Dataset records
┏━━
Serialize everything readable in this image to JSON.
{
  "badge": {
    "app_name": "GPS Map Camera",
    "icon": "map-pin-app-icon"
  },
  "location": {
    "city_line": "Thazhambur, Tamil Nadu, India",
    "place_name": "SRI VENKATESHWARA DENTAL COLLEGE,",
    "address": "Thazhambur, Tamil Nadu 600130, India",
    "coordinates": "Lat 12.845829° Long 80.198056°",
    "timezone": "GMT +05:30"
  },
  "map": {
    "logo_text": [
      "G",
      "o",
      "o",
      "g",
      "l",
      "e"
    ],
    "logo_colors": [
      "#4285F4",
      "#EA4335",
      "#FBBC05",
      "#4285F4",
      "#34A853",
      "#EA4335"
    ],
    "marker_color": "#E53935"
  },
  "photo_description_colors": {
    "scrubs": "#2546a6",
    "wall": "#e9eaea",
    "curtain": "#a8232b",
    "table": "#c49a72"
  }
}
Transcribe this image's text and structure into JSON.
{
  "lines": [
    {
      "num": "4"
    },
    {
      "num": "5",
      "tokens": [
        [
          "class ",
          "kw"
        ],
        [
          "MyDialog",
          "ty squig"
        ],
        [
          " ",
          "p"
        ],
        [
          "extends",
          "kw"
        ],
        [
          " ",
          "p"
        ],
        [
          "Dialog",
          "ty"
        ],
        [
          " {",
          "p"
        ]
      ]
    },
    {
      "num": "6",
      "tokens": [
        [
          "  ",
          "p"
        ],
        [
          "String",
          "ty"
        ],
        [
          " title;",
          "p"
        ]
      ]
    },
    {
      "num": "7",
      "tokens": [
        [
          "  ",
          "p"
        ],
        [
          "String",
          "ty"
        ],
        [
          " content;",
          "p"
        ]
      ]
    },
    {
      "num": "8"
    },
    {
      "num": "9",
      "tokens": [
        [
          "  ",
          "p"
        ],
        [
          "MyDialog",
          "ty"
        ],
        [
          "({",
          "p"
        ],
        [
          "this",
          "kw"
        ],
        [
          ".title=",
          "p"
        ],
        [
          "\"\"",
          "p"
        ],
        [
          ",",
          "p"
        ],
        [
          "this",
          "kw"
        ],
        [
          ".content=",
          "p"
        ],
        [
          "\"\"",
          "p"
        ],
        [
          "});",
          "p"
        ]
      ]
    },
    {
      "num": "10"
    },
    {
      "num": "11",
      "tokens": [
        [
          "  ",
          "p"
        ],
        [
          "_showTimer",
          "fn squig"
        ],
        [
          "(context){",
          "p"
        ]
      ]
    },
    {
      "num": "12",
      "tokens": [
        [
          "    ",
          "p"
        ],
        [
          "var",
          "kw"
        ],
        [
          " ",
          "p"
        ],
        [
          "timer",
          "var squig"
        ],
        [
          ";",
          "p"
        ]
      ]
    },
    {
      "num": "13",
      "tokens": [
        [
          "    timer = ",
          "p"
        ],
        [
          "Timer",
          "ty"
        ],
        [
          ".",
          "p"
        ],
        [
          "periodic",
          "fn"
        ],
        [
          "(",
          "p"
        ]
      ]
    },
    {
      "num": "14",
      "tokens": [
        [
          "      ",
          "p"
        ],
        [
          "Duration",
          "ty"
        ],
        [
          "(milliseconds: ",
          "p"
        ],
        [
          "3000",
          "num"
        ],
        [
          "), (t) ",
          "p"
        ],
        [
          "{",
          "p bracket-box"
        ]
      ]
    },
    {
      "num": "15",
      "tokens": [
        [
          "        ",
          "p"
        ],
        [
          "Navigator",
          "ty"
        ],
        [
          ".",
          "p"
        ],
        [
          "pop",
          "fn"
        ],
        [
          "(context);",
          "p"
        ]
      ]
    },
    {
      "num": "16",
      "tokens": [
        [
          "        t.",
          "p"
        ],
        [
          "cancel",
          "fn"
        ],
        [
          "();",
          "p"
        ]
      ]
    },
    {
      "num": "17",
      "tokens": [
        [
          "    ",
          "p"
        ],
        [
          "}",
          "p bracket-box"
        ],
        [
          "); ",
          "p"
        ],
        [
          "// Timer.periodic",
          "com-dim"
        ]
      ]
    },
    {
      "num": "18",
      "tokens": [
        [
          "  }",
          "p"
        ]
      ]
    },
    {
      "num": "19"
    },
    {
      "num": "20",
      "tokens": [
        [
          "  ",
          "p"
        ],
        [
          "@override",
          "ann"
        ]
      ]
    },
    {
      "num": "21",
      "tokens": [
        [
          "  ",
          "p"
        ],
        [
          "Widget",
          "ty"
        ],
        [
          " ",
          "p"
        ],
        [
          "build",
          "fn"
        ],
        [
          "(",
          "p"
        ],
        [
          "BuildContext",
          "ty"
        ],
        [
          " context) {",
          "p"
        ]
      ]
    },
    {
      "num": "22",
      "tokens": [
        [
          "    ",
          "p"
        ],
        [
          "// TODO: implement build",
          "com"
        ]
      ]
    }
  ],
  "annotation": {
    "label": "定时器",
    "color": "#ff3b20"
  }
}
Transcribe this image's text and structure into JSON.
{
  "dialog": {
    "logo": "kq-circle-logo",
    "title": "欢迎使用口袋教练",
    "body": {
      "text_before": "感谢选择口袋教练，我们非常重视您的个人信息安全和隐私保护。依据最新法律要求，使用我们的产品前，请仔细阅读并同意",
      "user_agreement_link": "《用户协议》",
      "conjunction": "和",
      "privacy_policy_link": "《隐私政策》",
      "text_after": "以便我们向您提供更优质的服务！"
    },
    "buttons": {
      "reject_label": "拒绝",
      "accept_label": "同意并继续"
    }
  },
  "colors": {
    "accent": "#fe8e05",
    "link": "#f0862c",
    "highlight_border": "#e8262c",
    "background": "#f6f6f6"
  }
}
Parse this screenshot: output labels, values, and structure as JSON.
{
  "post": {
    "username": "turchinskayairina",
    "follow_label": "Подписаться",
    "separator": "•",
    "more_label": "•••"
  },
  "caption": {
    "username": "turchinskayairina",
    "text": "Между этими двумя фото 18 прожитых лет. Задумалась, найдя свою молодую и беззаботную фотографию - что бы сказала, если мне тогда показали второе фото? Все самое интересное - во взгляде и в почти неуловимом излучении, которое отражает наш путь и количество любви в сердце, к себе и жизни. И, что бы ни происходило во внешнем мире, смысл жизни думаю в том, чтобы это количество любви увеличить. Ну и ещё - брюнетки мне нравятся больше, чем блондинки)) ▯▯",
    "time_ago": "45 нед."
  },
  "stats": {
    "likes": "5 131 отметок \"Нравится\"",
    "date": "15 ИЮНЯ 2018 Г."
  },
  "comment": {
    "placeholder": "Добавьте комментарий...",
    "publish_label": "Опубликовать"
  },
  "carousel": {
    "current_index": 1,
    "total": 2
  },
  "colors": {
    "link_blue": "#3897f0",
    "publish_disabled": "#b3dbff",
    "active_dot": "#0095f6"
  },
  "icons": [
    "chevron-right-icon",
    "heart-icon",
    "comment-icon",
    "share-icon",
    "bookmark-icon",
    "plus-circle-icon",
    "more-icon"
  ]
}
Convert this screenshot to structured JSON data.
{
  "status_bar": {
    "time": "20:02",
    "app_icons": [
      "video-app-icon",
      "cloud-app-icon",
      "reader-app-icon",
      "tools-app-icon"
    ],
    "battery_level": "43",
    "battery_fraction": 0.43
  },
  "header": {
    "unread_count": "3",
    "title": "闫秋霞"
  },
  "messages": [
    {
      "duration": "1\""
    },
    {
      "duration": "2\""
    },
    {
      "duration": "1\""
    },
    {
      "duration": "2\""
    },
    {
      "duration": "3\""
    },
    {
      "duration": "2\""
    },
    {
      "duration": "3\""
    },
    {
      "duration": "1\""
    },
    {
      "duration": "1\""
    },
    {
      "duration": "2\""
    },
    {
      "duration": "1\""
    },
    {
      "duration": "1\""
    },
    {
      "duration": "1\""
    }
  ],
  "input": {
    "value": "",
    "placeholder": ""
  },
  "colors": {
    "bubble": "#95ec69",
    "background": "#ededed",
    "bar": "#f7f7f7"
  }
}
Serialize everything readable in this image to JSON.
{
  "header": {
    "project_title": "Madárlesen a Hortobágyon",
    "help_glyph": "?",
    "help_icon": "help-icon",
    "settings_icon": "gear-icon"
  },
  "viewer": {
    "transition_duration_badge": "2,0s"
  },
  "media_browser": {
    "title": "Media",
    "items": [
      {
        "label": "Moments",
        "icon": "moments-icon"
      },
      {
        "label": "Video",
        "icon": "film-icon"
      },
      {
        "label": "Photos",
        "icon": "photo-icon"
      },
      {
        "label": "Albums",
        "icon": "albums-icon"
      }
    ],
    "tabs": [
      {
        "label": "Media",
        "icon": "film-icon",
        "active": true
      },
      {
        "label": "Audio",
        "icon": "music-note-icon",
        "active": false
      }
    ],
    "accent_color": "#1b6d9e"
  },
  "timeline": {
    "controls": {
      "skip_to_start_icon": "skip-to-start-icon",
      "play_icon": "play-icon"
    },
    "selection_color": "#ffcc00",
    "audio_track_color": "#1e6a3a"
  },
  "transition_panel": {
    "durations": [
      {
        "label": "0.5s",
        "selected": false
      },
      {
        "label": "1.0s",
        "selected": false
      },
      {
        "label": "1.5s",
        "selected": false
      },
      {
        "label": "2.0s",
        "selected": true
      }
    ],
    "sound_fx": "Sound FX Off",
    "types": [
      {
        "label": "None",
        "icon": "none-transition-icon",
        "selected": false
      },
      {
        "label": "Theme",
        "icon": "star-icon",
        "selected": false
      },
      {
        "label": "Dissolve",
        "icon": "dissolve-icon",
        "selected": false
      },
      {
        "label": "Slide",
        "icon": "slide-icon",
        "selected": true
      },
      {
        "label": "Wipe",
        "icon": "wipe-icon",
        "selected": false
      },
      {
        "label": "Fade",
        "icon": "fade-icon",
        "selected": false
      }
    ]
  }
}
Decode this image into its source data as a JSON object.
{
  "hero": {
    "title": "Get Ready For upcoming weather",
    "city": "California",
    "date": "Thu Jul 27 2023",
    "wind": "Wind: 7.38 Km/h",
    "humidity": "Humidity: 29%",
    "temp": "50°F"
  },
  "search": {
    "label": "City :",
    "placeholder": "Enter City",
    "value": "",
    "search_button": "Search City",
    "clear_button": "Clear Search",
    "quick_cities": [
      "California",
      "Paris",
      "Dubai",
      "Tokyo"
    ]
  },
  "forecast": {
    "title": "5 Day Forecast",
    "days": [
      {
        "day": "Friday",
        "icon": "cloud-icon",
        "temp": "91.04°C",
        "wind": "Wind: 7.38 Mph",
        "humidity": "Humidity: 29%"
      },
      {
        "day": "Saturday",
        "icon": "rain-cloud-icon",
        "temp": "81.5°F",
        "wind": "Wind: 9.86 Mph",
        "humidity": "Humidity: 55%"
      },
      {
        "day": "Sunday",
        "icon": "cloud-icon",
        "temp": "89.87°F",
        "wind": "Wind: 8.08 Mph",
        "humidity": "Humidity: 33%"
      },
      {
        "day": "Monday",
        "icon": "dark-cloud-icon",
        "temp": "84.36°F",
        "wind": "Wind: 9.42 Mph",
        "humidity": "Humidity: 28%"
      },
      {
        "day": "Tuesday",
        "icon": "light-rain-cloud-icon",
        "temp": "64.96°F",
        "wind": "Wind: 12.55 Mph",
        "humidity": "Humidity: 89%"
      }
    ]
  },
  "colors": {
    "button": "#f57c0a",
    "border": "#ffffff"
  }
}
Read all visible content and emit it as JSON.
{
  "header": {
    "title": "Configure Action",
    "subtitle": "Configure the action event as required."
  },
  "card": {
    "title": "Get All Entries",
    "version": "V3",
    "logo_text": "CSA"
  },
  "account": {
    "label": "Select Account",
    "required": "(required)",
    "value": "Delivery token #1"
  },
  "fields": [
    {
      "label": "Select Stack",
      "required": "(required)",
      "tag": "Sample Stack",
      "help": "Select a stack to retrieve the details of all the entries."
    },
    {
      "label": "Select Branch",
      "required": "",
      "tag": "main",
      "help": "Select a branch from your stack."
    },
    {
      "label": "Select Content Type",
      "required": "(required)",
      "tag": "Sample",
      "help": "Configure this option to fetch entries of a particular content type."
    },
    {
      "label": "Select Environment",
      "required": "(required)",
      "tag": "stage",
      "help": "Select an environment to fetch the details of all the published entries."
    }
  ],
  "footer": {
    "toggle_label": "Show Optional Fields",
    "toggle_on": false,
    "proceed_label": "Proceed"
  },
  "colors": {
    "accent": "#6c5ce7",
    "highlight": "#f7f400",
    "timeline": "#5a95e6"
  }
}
┗━━
## PROBLEM DESCRIPTION
Pull out each line containing the word "wind" and copy it.

## SOLUTION FOR THIS TASK
    "wind": "Wind: 7.38 Km/h",
        "wind": "Wind: 7.38 Mph",
        "wind": "Wind: 9.86 Mph",
        "wind": "Wind: 8.08 Mph",
        "wind": "Wind: 9.42 Mph",
        "wind": "Wind: 12.55 Mph",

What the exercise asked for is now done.